[Objective]
Copy every line from the data below in which the string "frac" can be found.

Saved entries
** start **

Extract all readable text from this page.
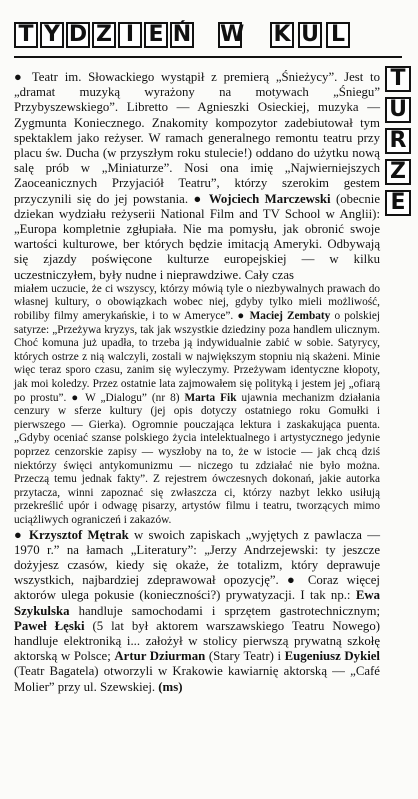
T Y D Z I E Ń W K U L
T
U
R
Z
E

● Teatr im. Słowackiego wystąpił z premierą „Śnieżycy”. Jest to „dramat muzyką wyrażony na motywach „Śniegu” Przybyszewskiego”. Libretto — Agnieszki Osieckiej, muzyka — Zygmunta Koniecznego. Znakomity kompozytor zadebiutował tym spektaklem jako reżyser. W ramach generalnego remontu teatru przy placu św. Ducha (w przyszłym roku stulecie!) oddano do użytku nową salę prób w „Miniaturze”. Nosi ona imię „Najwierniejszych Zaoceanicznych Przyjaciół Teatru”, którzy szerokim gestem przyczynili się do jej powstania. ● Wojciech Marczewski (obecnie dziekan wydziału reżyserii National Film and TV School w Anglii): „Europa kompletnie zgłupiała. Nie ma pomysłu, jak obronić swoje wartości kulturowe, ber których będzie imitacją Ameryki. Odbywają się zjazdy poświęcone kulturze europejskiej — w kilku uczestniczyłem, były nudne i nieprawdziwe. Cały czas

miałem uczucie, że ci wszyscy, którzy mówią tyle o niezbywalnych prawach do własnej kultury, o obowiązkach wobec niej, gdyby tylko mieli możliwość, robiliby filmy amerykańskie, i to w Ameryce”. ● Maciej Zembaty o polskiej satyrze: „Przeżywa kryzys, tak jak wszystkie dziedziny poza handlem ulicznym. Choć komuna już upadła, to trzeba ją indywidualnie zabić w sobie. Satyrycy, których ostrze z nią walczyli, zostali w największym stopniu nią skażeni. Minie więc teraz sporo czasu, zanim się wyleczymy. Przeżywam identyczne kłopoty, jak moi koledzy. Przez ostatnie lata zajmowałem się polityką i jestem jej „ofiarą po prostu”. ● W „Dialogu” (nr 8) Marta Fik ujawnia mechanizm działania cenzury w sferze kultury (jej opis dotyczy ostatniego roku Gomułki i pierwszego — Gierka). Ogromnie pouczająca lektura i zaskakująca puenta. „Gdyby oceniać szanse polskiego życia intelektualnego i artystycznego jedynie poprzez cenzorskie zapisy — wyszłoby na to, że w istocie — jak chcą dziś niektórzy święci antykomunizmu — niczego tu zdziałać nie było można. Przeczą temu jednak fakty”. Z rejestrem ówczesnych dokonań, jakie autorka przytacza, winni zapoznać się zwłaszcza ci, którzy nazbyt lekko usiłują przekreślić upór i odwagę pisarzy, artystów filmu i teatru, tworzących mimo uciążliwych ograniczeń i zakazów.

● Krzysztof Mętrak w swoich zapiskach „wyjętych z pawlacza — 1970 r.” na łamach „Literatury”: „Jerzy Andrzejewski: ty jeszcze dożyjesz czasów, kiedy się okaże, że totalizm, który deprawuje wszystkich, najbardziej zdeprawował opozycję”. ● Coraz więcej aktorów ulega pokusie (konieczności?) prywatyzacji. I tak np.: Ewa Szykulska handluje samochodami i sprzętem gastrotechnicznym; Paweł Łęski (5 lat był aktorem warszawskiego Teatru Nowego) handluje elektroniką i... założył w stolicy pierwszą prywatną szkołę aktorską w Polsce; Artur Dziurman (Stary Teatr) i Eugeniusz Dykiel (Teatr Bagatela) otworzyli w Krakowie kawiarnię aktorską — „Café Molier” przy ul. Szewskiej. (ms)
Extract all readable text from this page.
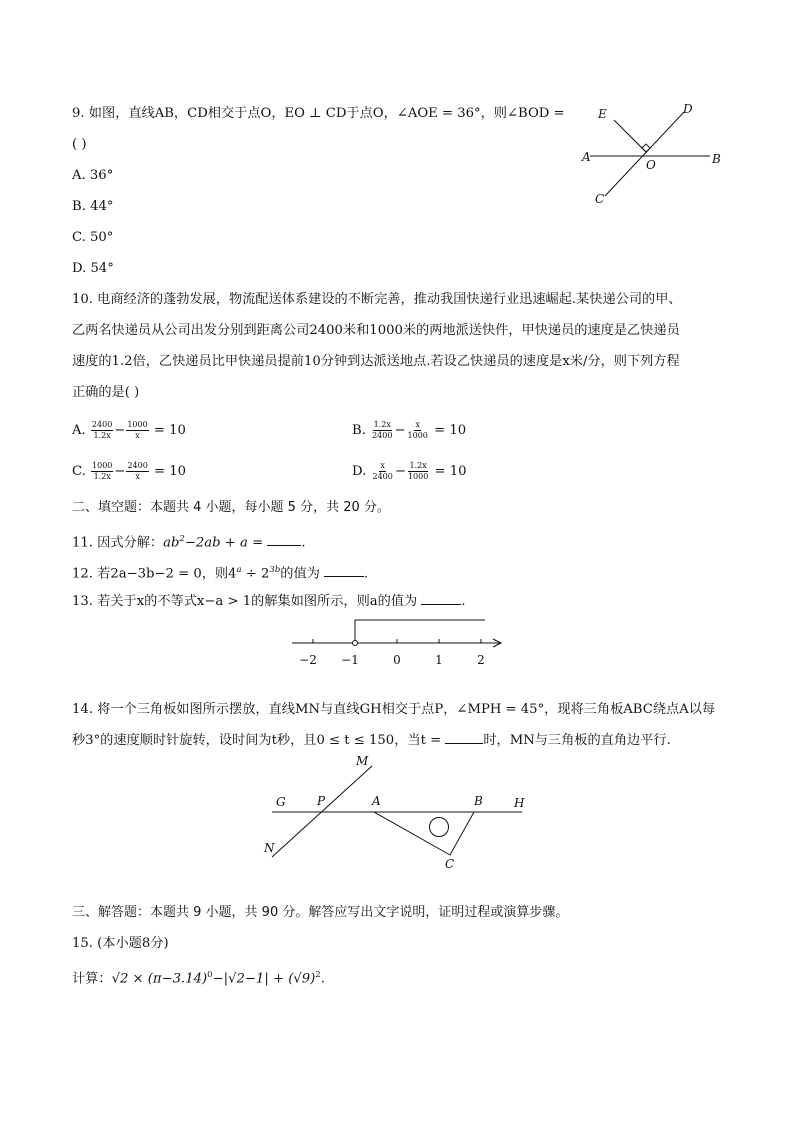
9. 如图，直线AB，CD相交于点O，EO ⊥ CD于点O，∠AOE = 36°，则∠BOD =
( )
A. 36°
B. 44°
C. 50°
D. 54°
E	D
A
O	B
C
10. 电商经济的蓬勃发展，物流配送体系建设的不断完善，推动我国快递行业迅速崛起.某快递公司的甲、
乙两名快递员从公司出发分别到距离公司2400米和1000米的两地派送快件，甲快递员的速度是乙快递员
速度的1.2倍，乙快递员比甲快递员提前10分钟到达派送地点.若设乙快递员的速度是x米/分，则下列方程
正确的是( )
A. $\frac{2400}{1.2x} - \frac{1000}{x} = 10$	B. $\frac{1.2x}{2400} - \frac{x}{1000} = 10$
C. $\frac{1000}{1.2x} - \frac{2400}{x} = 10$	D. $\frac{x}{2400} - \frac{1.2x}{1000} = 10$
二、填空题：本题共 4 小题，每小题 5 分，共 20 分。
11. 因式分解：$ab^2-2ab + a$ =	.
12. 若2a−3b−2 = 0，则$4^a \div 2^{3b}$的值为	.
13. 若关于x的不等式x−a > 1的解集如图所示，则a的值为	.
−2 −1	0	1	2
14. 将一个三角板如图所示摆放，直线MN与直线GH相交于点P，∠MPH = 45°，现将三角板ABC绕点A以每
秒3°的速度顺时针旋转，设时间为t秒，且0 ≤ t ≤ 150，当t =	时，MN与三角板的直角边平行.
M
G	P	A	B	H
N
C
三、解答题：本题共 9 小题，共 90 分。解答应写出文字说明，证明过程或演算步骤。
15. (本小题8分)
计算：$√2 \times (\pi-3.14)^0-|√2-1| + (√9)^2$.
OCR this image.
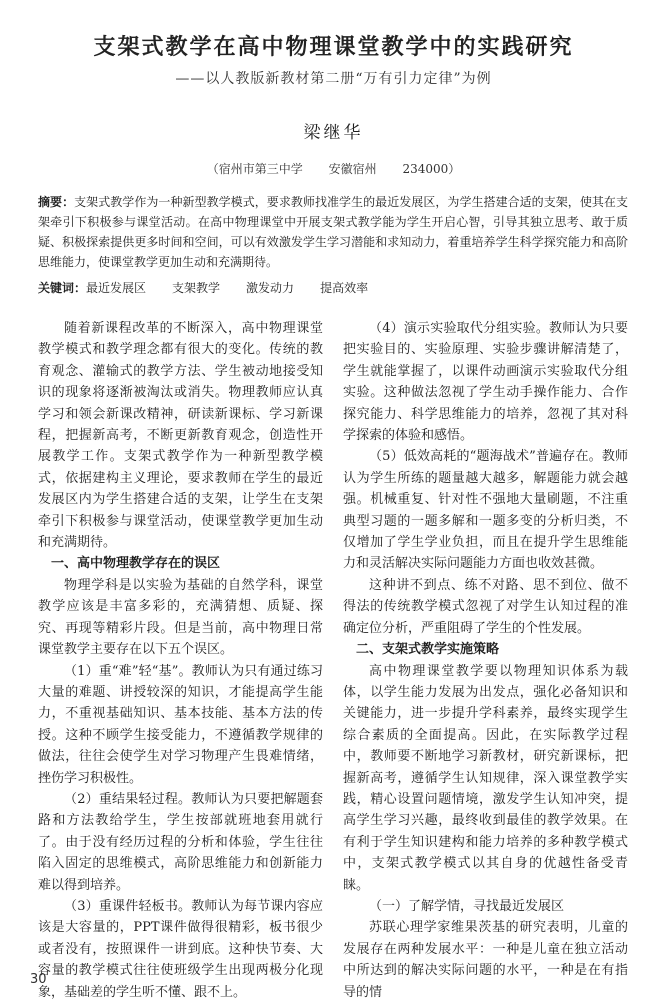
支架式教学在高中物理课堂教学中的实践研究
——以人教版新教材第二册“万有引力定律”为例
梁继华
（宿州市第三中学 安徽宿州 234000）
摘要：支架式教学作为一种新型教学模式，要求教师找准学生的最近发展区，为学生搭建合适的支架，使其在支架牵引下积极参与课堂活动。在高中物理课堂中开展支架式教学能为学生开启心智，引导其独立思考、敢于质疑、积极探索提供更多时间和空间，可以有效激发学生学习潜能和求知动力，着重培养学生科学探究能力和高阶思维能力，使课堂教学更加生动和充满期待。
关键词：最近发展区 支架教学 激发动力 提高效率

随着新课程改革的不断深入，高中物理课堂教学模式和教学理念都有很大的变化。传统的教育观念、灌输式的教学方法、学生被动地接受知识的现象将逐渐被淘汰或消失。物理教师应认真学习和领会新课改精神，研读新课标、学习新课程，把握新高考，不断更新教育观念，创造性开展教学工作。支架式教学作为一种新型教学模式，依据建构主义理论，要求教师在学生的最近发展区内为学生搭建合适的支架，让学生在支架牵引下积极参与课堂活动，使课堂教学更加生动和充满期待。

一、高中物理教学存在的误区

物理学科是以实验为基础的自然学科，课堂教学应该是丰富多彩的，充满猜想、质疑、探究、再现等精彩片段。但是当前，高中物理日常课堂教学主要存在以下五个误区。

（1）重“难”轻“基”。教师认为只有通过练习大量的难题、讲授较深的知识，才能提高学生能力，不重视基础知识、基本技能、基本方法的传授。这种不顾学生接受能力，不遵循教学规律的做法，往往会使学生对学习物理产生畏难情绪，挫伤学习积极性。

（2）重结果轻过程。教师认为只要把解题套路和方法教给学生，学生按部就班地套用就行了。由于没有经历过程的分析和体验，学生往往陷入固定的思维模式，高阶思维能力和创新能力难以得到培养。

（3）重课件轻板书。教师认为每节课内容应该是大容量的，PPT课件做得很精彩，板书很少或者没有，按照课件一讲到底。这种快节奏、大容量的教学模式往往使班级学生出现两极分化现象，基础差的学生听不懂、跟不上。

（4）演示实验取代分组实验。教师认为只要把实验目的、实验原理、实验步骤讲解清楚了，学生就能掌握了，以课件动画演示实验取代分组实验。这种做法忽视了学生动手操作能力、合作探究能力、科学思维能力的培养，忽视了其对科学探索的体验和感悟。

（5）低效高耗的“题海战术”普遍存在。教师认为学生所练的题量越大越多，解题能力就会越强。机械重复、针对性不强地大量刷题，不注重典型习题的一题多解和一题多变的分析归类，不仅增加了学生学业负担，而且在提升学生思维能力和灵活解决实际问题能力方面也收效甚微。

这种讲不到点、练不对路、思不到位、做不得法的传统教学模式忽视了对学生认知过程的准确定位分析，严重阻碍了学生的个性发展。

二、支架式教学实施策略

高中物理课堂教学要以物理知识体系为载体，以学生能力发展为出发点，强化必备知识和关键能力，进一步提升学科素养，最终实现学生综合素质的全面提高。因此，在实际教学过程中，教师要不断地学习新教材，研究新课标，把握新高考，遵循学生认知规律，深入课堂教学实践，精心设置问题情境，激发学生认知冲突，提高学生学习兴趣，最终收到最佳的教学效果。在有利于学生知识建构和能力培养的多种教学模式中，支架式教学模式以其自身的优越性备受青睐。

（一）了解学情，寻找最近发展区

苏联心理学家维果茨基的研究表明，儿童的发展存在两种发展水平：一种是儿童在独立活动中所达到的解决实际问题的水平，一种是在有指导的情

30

** end **

[Answer to the problem]
A. $\frac{2400}{1.2x} - \frac{1000}{x} = 10$	B. $\frac{1.2x}{2400} - \frac{x}{1000} = 10$
C. $\frac{1000}{1.2x} - \frac{2400}{x} = 10$	D. $\frac{x}{2400} - \frac{1.2x}{1000} = 10$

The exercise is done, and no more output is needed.